• **What you will do**
Output every entry exactly as given.

◇ ◇ ◇

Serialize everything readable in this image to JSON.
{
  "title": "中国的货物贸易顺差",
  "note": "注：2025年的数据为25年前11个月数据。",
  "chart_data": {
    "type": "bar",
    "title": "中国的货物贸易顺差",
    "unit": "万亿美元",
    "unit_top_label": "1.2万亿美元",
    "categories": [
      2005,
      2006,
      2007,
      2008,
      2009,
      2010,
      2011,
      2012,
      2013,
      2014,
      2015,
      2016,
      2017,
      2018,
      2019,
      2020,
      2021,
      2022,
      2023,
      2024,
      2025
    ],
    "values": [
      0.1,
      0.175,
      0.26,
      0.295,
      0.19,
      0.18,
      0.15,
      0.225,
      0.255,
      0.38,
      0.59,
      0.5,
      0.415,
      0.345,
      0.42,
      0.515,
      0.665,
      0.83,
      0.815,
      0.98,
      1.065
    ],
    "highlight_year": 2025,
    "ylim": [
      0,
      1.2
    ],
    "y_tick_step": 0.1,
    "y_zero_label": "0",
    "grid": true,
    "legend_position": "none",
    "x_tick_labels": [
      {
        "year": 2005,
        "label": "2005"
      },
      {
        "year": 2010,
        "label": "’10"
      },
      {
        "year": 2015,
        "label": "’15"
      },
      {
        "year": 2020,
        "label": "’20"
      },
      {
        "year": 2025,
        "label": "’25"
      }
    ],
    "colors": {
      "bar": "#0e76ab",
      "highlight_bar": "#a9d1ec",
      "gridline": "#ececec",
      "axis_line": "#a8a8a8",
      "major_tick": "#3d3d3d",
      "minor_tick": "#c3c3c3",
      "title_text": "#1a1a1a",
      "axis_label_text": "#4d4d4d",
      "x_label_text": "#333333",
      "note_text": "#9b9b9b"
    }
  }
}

◇ ◇ ◇

• **Output of the task**
Serialize everything readable in this image to JSON.
{
  "title": "中国的货物贸易顺差",
  "note": "注：2025年的数据为25年前11个月数据。",
  "chart_data": {
    "type": "bar",
    "title": "中国的货物贸易顺差",
    "unit": "万亿美元",
    "unit_top_label": "1.2万亿美元",
    "categories": [
      2005,
      2006,
      2007,
      2008,
      2009,
      2010,
      2011,
      2012,
      2013,
      2014,
      2015,
      2016,
      2017,
      2018,
      2019,
      2020,
      2021,
      2022,
      2023,
      2024,
      2025
    ],
    "values": [
      0.1,
      0.175,
      0.26,
      0.295,
      0.19,
      0.18,
      0.15,
      0.225,
      0.255,
      0.38,
      0.59,
      0.5,
      0.415,
      0.345,
      0.42,
      0.515,
      0.665,
      0.83,
      0.815,
      0.98,
      1.065
    ],
    "highlight_year": 2025,
    "ylim": [
      0,
      1.2
    ],
    "y_tick_step": 0.1,
    "y_zero_label": "0",
    "grid": true,
    "legend_position": "none",
    "x_tick_labels": [
      {
        "year": 2005,
        "label": "2005"
      },
      {
        "year": 2010,
        "label": "’10"
      },
      {
        "year": 2015,
        "label": "’15"
      },
      {
        "year": 2020,
        "label": "’20"
      },
      {
        "year": 2025,
        "label": "’25"
      }
    ],
    "colors": {
      "bar": "#0e76ab",
      "highlight_bar": "#a9d1ec",
      "gridline": "#ececec",
      "axis_line": "#a8a8a8",
      "major_tick": "#3d3d3d",
      "minor_tick": "#c3c3c3",
      "title_text": "#1a1a1a",
      "axis_label_text": "#4d4d4d",
      "x_label_text": "#333333",
      "note_text": "#9b9b9b"
    }
  }
}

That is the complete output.